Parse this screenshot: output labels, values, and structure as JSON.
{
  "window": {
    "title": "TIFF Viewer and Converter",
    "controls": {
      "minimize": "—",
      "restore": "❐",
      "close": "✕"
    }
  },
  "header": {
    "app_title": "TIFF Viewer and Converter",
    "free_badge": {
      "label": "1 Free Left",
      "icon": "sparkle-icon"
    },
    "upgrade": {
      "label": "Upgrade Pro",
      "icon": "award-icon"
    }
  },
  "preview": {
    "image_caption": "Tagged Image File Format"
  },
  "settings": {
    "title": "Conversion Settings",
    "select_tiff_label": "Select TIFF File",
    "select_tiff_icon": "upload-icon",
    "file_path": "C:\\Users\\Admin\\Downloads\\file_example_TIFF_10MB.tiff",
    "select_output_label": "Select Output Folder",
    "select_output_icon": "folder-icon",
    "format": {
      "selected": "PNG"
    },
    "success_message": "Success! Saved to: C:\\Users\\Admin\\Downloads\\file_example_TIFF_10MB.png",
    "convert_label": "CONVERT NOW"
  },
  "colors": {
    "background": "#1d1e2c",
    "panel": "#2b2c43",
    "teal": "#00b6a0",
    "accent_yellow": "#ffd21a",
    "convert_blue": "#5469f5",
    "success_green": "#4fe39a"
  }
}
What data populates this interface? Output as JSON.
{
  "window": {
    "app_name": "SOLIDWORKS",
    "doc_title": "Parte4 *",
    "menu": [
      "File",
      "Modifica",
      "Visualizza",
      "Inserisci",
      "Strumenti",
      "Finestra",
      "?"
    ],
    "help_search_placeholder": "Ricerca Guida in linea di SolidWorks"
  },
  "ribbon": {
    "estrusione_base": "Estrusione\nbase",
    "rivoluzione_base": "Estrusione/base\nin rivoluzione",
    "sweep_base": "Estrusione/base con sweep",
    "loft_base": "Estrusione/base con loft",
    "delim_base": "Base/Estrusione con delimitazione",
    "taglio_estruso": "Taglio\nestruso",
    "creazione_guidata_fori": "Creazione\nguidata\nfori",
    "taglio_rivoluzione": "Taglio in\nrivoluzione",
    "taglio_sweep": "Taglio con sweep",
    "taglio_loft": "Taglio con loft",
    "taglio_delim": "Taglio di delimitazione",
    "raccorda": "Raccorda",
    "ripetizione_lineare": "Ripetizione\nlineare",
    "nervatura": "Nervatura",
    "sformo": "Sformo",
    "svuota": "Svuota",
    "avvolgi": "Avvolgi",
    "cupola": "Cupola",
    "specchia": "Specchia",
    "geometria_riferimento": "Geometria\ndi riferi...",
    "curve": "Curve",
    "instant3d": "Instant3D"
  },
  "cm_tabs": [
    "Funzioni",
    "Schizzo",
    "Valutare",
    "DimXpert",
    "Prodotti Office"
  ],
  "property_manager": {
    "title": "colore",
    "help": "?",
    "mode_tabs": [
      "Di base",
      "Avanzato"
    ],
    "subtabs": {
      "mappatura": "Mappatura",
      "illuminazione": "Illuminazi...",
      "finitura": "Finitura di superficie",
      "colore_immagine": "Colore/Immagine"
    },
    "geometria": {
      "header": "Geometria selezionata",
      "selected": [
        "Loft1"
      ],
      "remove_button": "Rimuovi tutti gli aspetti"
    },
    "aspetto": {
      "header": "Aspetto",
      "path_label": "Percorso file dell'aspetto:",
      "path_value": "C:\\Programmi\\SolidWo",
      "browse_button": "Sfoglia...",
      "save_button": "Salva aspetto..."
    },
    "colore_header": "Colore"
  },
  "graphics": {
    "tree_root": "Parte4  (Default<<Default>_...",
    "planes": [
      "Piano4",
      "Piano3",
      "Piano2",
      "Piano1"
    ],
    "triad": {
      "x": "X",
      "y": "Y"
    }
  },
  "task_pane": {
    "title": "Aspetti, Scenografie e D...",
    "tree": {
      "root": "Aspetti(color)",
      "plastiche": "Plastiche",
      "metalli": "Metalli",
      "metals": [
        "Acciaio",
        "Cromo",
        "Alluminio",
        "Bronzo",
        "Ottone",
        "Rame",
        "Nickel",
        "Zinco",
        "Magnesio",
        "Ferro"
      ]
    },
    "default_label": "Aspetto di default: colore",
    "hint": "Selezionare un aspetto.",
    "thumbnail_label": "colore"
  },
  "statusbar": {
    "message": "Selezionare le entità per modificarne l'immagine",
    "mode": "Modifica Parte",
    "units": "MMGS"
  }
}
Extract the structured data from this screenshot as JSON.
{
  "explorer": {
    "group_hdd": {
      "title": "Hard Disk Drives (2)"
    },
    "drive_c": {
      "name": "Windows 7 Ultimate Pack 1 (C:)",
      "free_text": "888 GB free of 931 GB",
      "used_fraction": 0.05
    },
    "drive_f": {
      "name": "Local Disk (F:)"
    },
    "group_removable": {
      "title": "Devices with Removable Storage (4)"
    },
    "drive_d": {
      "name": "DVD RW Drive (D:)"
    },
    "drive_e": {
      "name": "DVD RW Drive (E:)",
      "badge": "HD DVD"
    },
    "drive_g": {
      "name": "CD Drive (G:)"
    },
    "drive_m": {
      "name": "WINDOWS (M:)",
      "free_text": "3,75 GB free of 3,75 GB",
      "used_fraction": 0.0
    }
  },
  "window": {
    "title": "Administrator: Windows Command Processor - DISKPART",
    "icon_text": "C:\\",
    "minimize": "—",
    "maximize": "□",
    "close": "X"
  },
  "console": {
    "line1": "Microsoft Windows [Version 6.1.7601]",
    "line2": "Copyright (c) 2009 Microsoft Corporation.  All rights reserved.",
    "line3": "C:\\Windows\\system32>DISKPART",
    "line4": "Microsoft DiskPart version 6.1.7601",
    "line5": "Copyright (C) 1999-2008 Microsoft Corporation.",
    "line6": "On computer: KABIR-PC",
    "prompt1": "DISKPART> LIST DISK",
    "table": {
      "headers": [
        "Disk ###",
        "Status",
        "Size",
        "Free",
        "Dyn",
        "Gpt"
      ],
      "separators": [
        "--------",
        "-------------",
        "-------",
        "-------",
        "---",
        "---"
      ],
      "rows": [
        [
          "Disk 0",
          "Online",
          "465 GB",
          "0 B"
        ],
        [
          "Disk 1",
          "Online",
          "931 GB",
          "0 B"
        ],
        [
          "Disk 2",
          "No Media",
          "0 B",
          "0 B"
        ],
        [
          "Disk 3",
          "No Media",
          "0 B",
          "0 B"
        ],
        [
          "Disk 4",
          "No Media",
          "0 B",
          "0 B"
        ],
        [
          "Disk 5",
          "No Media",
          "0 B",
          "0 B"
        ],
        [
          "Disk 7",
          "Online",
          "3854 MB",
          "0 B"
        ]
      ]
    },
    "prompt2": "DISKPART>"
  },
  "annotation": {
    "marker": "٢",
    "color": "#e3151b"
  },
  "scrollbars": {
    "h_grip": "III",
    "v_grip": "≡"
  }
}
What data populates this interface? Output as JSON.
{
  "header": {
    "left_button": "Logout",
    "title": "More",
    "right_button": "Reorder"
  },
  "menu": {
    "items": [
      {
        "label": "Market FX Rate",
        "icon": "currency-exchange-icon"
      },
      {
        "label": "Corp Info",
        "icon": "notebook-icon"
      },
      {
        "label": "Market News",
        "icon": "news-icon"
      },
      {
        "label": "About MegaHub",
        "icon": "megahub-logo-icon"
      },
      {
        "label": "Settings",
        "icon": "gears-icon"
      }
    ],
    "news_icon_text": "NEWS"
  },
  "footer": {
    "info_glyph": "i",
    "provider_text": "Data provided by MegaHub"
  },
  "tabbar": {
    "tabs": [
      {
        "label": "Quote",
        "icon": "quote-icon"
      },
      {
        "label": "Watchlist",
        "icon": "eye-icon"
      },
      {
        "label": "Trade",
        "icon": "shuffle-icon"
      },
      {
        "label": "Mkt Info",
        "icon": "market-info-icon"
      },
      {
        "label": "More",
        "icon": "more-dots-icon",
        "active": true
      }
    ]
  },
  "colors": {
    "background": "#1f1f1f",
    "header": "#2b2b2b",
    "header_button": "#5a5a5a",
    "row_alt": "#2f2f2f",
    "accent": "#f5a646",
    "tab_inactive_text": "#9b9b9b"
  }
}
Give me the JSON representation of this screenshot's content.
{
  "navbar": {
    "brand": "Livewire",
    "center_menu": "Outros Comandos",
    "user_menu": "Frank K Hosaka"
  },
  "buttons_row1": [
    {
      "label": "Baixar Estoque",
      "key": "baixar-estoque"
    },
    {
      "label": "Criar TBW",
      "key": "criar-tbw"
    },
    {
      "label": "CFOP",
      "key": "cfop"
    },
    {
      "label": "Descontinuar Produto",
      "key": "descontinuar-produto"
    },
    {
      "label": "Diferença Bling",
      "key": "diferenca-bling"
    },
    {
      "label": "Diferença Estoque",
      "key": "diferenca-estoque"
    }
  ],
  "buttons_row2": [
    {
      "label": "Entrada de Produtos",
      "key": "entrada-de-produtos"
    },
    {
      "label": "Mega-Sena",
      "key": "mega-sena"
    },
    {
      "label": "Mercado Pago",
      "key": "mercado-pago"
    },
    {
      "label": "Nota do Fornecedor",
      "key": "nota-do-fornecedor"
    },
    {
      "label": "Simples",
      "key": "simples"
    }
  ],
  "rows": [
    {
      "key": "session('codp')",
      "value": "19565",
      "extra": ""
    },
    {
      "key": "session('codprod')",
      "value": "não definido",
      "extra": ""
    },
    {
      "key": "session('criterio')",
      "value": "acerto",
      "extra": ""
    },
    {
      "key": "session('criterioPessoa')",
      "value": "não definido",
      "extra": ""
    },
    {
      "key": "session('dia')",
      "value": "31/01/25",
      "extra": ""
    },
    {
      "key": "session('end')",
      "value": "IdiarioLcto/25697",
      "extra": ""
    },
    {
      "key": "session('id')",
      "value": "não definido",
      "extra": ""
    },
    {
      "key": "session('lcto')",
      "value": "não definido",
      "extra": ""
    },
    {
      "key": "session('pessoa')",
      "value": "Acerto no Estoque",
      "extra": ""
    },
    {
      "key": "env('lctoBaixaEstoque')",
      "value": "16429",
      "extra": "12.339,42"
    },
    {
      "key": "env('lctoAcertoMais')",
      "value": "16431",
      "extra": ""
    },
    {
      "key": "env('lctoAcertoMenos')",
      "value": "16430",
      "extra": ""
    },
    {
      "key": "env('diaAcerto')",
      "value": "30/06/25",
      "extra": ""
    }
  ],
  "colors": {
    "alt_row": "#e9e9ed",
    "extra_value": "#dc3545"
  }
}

**Instruction**
From the data, list each line in which the string "Copyright" appears.

**Worked solution**
    "line2": "Copyright (c) 2009 Microsoft Corporation.  All rights reserved.",
    "line5": "Copyright (C) 1999-2008 Microsoft Corporation.",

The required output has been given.